Some records
..............................

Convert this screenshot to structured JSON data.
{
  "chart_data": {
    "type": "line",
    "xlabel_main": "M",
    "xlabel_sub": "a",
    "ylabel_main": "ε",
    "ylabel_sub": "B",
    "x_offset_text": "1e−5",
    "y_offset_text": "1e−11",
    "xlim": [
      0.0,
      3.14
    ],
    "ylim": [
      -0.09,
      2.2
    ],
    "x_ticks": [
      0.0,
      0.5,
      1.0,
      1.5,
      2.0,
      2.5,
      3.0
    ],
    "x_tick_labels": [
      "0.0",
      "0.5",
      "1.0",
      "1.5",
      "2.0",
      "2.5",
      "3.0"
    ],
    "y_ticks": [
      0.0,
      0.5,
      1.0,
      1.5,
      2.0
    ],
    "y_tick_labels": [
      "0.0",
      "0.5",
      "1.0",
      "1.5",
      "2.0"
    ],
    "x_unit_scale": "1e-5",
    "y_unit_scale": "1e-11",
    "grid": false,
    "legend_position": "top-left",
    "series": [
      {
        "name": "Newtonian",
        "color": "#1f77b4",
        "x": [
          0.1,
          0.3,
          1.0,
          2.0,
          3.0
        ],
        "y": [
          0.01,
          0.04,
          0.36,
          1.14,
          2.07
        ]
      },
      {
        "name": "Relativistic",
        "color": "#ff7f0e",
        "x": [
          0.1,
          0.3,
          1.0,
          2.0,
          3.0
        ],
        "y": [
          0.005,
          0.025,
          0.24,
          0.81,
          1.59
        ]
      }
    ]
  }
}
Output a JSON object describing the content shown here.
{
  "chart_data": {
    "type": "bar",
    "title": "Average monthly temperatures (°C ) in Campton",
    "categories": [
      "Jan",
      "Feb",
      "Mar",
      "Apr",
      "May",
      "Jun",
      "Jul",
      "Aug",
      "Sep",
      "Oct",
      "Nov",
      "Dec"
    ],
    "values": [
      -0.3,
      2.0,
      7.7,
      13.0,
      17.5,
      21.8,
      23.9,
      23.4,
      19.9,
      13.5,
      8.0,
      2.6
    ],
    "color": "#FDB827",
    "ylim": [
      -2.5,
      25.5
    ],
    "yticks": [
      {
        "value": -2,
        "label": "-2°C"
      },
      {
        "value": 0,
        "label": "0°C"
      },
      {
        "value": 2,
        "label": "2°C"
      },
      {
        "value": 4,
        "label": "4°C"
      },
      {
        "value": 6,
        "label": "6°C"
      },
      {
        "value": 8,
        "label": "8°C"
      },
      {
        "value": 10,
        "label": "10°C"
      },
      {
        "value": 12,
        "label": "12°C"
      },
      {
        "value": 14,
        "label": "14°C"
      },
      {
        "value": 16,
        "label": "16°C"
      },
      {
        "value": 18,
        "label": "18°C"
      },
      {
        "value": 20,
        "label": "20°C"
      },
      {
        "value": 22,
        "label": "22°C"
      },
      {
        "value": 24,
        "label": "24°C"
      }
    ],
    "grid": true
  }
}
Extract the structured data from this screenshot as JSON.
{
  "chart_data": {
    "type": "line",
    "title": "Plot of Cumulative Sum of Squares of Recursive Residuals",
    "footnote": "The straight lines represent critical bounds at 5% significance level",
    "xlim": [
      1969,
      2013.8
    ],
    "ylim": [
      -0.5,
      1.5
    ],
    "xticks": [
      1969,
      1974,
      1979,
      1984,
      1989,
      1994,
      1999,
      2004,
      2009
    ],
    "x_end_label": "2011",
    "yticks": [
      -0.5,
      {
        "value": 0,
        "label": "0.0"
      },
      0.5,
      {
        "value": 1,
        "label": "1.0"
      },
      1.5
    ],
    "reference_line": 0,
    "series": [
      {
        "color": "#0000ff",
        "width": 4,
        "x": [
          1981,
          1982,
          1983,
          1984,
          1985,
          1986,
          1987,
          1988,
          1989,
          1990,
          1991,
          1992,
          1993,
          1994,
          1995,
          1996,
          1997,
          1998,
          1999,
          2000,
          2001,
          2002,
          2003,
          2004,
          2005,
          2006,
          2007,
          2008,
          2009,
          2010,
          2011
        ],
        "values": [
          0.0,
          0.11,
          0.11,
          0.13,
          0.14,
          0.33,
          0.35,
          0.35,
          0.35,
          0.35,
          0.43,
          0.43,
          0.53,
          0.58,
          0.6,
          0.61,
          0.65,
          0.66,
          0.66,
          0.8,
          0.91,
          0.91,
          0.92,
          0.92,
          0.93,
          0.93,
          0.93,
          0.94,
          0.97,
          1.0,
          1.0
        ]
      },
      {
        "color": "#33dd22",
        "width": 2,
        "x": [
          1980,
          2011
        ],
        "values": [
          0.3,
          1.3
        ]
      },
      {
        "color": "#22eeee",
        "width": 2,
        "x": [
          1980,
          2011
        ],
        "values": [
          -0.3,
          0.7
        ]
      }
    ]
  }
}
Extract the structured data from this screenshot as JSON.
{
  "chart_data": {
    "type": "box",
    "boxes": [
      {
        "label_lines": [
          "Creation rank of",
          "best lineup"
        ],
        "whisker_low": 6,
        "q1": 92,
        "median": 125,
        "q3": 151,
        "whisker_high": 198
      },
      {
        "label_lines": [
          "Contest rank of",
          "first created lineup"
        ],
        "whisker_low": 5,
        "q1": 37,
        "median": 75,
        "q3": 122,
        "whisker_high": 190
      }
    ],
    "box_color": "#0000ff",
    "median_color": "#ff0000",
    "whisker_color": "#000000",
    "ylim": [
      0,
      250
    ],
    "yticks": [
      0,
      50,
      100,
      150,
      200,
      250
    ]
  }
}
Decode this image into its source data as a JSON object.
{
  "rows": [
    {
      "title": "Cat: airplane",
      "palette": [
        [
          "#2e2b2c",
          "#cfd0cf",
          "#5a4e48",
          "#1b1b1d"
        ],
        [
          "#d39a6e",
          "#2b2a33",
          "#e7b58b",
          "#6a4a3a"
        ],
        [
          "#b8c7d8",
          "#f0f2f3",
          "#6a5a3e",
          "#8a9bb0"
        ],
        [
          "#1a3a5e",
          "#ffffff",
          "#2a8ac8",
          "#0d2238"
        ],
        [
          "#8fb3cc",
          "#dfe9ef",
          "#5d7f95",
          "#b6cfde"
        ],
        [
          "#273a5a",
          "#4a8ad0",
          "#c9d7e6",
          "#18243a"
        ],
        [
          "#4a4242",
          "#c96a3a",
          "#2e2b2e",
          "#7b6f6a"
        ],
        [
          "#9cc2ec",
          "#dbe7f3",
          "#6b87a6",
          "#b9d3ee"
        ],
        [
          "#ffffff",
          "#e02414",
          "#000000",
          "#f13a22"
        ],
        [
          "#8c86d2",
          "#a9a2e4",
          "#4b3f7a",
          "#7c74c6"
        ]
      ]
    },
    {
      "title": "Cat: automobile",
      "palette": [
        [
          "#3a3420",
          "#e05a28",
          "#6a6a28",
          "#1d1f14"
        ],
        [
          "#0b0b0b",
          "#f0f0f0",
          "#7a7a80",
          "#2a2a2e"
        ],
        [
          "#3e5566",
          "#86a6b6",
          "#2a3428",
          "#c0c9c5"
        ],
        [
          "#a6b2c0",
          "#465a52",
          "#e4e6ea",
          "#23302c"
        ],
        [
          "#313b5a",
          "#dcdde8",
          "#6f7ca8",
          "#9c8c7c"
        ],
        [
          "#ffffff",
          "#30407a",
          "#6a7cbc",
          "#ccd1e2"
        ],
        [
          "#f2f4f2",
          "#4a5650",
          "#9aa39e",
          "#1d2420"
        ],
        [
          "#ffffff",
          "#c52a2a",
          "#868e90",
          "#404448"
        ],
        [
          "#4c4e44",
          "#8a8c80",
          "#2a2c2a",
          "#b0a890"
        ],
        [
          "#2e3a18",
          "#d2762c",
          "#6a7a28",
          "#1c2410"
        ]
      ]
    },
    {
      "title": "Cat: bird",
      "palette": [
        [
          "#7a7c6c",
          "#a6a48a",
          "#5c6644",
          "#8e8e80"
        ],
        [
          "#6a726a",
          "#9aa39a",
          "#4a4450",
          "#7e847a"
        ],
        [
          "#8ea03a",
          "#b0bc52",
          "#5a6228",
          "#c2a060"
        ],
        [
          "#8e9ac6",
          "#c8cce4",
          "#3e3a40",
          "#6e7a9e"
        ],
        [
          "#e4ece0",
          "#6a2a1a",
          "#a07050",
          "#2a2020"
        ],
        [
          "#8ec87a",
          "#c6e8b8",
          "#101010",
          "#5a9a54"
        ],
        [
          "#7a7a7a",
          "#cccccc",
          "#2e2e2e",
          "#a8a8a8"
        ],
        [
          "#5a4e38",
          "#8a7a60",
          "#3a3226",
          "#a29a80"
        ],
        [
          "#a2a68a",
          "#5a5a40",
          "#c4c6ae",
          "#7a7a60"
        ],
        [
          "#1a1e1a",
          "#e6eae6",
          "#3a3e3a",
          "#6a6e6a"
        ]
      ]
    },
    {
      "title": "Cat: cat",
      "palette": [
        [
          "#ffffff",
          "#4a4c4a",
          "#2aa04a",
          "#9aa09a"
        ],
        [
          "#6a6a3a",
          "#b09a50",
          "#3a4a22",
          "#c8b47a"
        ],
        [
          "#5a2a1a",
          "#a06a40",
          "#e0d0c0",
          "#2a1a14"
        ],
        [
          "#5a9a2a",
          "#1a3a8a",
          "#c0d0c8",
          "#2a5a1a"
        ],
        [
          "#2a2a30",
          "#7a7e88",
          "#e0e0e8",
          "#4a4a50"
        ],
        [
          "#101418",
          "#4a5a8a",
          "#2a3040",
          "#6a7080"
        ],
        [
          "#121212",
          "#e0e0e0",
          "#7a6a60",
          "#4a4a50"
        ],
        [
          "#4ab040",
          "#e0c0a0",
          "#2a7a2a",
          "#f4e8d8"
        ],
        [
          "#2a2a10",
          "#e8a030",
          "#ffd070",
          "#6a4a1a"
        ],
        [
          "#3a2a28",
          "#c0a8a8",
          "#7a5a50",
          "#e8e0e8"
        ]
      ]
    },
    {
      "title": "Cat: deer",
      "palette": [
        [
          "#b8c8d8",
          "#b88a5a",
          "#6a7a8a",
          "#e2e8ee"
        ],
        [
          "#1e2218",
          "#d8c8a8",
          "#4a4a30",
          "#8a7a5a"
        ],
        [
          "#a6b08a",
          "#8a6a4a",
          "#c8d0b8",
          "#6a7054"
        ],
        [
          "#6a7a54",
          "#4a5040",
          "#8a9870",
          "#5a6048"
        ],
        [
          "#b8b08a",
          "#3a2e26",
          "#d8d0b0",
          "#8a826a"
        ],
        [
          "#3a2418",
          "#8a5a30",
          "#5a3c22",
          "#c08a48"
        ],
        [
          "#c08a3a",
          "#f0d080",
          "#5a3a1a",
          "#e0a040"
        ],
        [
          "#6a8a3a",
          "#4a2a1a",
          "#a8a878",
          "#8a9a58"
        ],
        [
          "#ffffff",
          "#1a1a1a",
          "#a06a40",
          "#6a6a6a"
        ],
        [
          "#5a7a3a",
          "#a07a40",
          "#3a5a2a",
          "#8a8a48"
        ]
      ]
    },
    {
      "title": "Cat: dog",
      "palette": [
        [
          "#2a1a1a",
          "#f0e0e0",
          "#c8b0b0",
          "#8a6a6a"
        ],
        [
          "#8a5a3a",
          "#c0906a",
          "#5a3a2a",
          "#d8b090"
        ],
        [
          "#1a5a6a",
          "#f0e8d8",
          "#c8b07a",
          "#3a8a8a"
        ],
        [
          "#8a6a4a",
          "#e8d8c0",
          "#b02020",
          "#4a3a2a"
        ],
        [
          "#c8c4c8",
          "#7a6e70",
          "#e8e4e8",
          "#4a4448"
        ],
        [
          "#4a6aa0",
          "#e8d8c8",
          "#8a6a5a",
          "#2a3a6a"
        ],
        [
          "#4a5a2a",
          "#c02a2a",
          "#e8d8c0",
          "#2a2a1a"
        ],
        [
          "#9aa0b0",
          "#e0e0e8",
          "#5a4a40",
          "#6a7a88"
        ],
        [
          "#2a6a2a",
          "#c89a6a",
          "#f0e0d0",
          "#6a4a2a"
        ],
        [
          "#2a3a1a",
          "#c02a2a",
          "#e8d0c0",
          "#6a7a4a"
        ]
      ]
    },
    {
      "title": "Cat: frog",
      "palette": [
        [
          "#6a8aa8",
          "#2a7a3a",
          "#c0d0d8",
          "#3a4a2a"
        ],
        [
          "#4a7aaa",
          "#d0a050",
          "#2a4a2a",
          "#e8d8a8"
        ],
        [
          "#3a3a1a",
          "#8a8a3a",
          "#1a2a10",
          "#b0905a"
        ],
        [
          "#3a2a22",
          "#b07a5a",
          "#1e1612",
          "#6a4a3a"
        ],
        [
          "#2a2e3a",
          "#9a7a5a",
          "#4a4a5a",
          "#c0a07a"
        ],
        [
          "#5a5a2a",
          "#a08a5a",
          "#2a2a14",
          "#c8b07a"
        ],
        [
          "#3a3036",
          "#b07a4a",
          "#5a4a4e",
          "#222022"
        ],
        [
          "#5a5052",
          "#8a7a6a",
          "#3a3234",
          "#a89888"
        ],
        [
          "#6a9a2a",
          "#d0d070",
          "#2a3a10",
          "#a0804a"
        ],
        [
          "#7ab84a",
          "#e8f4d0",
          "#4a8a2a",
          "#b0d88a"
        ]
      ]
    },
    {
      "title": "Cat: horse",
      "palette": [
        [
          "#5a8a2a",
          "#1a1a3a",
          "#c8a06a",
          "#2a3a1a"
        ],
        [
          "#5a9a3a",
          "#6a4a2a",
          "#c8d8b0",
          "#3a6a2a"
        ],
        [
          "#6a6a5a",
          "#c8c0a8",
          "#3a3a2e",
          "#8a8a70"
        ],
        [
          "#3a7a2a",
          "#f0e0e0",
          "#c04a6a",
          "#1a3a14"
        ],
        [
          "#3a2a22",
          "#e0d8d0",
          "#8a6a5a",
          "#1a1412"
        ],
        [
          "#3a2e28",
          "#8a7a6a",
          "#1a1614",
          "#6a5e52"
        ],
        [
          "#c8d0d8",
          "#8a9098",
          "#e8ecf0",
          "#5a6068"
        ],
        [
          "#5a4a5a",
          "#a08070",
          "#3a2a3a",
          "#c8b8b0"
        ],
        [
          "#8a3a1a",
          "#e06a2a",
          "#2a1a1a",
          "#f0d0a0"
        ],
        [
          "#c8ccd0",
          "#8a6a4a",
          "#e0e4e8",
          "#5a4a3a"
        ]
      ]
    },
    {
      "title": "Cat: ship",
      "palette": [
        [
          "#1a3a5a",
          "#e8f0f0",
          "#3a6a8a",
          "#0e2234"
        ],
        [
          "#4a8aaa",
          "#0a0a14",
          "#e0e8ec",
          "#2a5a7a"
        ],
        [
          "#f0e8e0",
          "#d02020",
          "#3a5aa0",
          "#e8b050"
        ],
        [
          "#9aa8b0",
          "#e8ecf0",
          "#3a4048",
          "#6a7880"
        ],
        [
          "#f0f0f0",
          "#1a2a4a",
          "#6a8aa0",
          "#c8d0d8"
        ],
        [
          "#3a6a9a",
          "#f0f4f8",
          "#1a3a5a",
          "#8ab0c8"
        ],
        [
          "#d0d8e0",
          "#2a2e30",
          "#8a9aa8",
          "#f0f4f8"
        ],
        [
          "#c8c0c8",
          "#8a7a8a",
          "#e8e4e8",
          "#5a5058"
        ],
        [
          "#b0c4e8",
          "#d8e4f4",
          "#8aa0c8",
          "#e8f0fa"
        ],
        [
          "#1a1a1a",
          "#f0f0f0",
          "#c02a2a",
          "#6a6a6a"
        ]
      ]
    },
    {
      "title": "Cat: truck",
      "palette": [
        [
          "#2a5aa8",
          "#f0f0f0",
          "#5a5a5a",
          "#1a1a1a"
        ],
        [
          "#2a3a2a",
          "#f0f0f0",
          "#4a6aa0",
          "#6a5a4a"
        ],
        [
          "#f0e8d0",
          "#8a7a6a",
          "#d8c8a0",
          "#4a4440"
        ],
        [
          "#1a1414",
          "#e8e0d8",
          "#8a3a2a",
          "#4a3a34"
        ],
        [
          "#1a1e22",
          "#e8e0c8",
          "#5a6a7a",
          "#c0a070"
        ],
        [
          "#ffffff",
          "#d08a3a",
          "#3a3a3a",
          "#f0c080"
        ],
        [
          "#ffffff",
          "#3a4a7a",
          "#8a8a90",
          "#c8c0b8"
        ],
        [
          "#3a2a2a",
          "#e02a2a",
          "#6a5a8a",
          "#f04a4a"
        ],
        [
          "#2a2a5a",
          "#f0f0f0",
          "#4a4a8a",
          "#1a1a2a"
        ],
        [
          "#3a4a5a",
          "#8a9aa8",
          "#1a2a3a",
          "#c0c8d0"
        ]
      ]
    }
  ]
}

..............................

List all lines holding the string "this".

Convert this screenshot to structured JSON data.
Extract the structured data from this screenshot as JSON.
Extract the structured data from this screenshot as JSON.
Decode this image into its source data as a JSON object.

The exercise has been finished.